[Requirement]: Note each line where "with" appears, and copy it.

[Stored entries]
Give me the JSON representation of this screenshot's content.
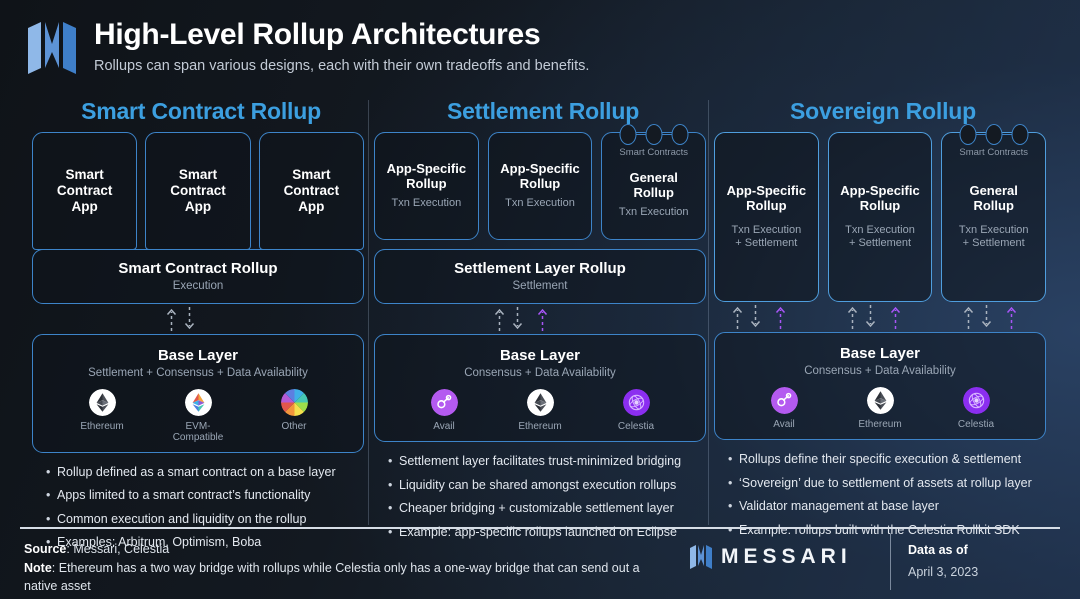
{
  "header": {
    "logo": "messari-logo",
    "title": "High-Level Rollup Architectures",
    "subtitle": "Rollups can span various designs, each with their own tradeoffs and benefits."
  },
  "colors": {
    "accent_blue": "#3c9fe0",
    "border_blue": "#3d84c9",
    "purple": "#a855f7",
    "background": "#12161c"
  },
  "columns": [
    {
      "title": "Smart Contract Rollup",
      "apps": [
        {
          "name": "Smart\nContract\nApp",
          "line1": "Smart",
          "line2": "Contract",
          "line3": "App",
          "sub": ""
        },
        {
          "name": "Smart Contract App",
          "line1": "Smart",
          "line2": "Contract",
          "line3": "App",
          "sub": ""
        },
        {
          "name": "Smart Contract App",
          "line1": "Smart",
          "line2": "Contract",
          "line3": "App",
          "sub": ""
        }
      ],
      "middle_band": {
        "title": "Smart Contract Rollup",
        "sub": "Execution"
      },
      "base_band": {
        "title": "Base Layer",
        "sub": "Settlement + Consensus + Data Availability",
        "tokens": [
          {
            "name": "Ethereum",
            "icon": "ethereum-icon"
          },
          {
            "name": "EVM-Compatible",
            "icon": "evm-compatible-icon"
          },
          {
            "name": "Other",
            "icon": "other-rainbow-icon"
          }
        ]
      },
      "bullets": [
        "Rollup defined as a smart contract on a base layer",
        "Apps limited to a smart contract’s functionality",
        "Common execution and liquidity on the rollup",
        "Examples: Arbitrum, Optimism, Boba"
      ]
    },
    {
      "title": "Settlement Rollup",
      "apps": [
        {
          "line1": "App-Specific",
          "line2": "Rollup",
          "sub": "Txn Execution",
          "bubbles": false
        },
        {
          "line1": "App-Specific",
          "line2": "Rollup",
          "sub": "Txn Execution",
          "bubbles": false
        },
        {
          "line1": "General",
          "line2": "Rollup",
          "sub": "Txn Execution",
          "bubbles": true,
          "bubble_label": "Smart Contracts"
        }
      ],
      "middle_band": {
        "title": "Settlement Layer Rollup",
        "sub": "Settlement"
      },
      "base_band": {
        "title": "Base Layer",
        "sub": "Consensus + Data Availability",
        "tokens": [
          {
            "name": "Avail",
            "icon": "avail-icon"
          },
          {
            "name": "Ethereum",
            "icon": "ethereum-icon"
          },
          {
            "name": "Celestia",
            "icon": "celestia-icon"
          }
        ]
      },
      "bullets": [
        "Settlement layer facilitates trust-minimized bridging",
        "Liquidity can be shared amongst execution rollups",
        "Cheaper bridging + customizable settlement layer",
        "Example: app-specific rollups launched on Eclipse"
      ]
    },
    {
      "title": "Sovereign Rollup",
      "apps": [
        {
          "line1": "App-Specific",
          "line2": "Rollup",
          "sub": "Txn Execution\n+ Settlement",
          "sub_a": "Txn Execution",
          "sub_b": "+ Settlement",
          "bubbles": false
        },
        {
          "line1": "App-Specific",
          "line2": "Rollup",
          "sub_a": "Txn Execution",
          "sub_b": "+ Settlement",
          "bubbles": false
        },
        {
          "line1": "General",
          "line2": "Rollup",
          "sub_a": "Txn Execution",
          "sub_b": "+ Settlement",
          "bubbles": true,
          "bubble_label": "Smart Contracts"
        }
      ],
      "base_band": {
        "title": "Base Layer",
        "sub": "Consensus + Data Availability",
        "tokens": [
          {
            "name": "Avail",
            "icon": "avail-icon"
          },
          {
            "name": "Ethereum",
            "icon": "ethereum-icon"
          },
          {
            "name": "Celestia",
            "icon": "celestia-icon"
          }
        ]
      },
      "bullets": [
        "Rollups define their specific execution & settlement",
        "‘Sovereign’ due to settlement of assets at rollup layer",
        "Validator management at base layer",
        "Example: rollups built with the Celestia Rollkit SDK"
      ]
    }
  ],
  "footer": {
    "source_label": "Source",
    "source_value": ": Messari, Celestia",
    "note_label": "Note",
    "note_value": ": Ethereum has a two way bridge with rollups while Celestia only has a one-way bridge that can send out a native asset",
    "brand": "MESSARI",
    "date_label": "Data as of",
    "date_value": "April 3, 2023"
  }
}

[Worked answer]:
    "subtitle": "Rollups can span various designs, each with their own tradeoffs and benefits."
        "Example: rollups built with the Celestia Rollkit SDK"
    "note_value": ": Ethereum has a two way bridge with rollups while Celestia only has a one-way bridge that can send out a native asset",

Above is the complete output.